### STATED TASK
Every line that contains the word "type" should be copied out.

### RECORD EXTRACTS
____

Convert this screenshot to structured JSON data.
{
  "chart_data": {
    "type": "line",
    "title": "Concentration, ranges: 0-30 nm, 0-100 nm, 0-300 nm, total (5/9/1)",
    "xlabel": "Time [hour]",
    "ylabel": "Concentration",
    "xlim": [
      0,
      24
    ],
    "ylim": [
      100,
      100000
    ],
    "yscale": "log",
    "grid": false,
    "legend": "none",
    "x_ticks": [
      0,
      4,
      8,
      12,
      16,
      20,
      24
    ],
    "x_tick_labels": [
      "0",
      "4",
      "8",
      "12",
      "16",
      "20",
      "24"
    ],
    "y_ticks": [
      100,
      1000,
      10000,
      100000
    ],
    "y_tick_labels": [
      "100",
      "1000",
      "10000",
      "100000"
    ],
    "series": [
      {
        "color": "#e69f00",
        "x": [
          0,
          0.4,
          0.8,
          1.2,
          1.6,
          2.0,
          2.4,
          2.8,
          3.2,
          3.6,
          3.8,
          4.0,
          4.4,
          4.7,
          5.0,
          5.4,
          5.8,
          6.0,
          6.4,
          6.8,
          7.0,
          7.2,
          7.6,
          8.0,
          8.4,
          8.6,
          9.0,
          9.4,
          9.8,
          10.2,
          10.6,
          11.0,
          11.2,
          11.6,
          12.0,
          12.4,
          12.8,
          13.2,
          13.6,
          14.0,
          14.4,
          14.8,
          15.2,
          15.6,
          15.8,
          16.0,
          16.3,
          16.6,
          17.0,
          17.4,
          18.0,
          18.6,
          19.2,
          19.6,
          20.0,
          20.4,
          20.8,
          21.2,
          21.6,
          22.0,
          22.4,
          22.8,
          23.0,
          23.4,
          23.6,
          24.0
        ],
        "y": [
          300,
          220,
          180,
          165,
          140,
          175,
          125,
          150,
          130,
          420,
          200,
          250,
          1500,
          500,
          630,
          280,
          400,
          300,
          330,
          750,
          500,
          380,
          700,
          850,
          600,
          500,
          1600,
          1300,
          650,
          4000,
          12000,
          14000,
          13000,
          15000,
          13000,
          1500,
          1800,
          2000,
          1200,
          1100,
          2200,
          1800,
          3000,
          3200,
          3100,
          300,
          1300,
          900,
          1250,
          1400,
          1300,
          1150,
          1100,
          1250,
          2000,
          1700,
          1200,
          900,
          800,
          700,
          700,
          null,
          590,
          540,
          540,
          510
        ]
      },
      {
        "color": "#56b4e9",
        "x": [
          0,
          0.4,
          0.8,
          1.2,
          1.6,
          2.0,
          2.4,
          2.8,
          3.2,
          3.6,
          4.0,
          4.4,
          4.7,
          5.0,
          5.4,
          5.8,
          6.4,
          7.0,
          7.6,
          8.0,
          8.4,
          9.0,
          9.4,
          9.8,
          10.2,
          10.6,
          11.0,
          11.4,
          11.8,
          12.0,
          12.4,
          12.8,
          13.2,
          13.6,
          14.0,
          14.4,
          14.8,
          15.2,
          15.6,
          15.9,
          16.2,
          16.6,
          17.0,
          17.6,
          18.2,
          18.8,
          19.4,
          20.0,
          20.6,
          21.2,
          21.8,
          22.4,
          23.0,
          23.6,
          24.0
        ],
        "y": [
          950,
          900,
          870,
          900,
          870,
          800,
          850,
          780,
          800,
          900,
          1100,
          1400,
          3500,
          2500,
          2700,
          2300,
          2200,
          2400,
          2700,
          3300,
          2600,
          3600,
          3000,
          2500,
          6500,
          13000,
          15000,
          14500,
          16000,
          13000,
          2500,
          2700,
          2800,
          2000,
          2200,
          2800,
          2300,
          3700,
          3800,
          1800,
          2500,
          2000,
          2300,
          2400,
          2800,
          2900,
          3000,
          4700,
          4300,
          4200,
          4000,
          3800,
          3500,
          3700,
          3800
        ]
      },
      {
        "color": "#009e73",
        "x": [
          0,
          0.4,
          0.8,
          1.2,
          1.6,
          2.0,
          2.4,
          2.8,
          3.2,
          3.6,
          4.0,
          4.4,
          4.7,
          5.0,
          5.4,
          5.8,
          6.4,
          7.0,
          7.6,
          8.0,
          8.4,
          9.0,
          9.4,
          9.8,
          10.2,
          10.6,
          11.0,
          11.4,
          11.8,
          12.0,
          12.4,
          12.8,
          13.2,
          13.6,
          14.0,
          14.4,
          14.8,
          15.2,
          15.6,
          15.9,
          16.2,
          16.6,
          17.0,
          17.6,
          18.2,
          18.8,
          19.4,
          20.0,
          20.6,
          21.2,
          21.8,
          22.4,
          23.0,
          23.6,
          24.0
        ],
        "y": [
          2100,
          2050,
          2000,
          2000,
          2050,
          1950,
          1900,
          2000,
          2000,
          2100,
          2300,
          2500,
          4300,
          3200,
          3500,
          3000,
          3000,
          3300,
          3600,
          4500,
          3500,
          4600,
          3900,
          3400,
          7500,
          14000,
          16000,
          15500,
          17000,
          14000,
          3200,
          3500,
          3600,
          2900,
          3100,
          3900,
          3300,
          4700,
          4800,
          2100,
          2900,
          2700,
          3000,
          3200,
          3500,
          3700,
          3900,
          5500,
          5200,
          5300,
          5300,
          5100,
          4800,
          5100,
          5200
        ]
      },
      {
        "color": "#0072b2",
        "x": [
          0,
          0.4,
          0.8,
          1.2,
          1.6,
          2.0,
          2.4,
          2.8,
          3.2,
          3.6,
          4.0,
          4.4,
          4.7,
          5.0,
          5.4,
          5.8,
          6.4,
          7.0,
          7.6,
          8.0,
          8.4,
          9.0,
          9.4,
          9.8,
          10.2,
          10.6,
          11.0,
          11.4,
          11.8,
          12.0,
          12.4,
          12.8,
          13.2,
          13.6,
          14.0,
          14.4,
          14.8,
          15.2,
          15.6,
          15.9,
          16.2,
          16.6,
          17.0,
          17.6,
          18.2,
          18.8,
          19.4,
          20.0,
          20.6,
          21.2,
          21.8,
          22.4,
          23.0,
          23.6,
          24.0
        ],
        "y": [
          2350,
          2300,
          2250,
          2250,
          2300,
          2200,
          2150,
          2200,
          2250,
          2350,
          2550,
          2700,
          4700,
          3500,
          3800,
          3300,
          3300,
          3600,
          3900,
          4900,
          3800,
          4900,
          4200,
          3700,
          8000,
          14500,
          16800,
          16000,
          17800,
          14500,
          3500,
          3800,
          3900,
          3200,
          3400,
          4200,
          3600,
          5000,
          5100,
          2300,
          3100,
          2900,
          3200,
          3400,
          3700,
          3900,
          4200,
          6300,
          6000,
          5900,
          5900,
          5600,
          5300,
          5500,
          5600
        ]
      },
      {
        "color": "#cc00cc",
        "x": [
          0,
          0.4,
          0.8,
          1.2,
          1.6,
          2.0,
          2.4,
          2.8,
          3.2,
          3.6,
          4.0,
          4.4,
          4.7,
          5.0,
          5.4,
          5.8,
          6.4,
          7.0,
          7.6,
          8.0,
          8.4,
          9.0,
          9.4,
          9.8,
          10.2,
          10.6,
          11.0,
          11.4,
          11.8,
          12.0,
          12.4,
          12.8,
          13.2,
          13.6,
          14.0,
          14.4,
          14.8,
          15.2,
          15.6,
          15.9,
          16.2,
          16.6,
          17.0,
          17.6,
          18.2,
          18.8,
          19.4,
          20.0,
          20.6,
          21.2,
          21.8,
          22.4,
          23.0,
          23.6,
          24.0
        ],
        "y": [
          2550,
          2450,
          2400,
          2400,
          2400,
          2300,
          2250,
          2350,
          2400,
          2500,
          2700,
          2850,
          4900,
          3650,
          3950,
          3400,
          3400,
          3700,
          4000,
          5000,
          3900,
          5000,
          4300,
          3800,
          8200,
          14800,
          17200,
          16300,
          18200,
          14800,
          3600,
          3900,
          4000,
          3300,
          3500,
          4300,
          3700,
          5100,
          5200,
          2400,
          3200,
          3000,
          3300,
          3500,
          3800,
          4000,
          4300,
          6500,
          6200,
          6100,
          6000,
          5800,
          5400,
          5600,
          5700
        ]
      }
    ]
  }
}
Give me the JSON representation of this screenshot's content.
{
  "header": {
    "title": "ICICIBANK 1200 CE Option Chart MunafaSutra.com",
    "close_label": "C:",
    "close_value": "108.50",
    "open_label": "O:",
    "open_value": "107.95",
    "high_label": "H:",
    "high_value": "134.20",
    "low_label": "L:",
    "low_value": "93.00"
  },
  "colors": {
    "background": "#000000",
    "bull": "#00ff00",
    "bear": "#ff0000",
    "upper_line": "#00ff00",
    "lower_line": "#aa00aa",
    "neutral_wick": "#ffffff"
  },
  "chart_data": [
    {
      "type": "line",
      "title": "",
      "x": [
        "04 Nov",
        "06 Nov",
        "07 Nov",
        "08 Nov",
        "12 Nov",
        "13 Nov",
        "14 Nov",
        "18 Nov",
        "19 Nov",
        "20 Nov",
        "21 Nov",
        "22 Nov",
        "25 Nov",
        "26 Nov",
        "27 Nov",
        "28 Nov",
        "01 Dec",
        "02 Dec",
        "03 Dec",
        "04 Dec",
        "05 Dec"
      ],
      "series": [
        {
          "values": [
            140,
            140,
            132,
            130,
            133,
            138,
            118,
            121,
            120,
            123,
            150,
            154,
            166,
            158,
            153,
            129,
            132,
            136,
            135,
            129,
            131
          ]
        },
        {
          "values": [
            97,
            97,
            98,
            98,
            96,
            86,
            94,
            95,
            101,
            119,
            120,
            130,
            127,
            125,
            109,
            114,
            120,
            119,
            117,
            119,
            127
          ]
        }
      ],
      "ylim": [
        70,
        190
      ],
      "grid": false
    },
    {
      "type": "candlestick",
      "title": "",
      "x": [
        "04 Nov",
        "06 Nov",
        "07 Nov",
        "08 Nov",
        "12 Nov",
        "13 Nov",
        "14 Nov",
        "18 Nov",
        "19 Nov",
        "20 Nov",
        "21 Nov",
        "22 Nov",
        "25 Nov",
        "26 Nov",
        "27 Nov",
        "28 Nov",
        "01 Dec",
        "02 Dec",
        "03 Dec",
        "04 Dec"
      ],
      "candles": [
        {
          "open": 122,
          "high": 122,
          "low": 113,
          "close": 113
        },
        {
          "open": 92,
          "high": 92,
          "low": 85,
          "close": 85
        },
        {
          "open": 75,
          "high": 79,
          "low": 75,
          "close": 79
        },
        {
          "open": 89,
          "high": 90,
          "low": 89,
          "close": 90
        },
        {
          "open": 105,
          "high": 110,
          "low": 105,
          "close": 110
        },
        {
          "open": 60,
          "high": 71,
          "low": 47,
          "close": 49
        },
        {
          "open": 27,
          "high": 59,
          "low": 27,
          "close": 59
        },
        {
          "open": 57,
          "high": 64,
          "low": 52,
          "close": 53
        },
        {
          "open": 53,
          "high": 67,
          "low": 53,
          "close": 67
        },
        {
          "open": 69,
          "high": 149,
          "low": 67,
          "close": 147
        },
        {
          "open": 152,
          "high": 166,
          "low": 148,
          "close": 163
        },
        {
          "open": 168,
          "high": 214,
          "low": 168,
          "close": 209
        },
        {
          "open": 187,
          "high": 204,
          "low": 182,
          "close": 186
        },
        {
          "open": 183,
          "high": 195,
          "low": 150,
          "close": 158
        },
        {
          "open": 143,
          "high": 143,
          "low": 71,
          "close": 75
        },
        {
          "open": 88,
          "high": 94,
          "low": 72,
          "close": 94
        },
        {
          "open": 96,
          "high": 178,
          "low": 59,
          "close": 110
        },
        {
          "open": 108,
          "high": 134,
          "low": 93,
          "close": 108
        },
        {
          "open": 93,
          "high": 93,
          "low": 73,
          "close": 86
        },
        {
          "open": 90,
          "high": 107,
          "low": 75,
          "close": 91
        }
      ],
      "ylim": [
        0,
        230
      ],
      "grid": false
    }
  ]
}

____

### FULL OUTPUT
    "type": "line",
      "type": "line",
      "type": "candlestick",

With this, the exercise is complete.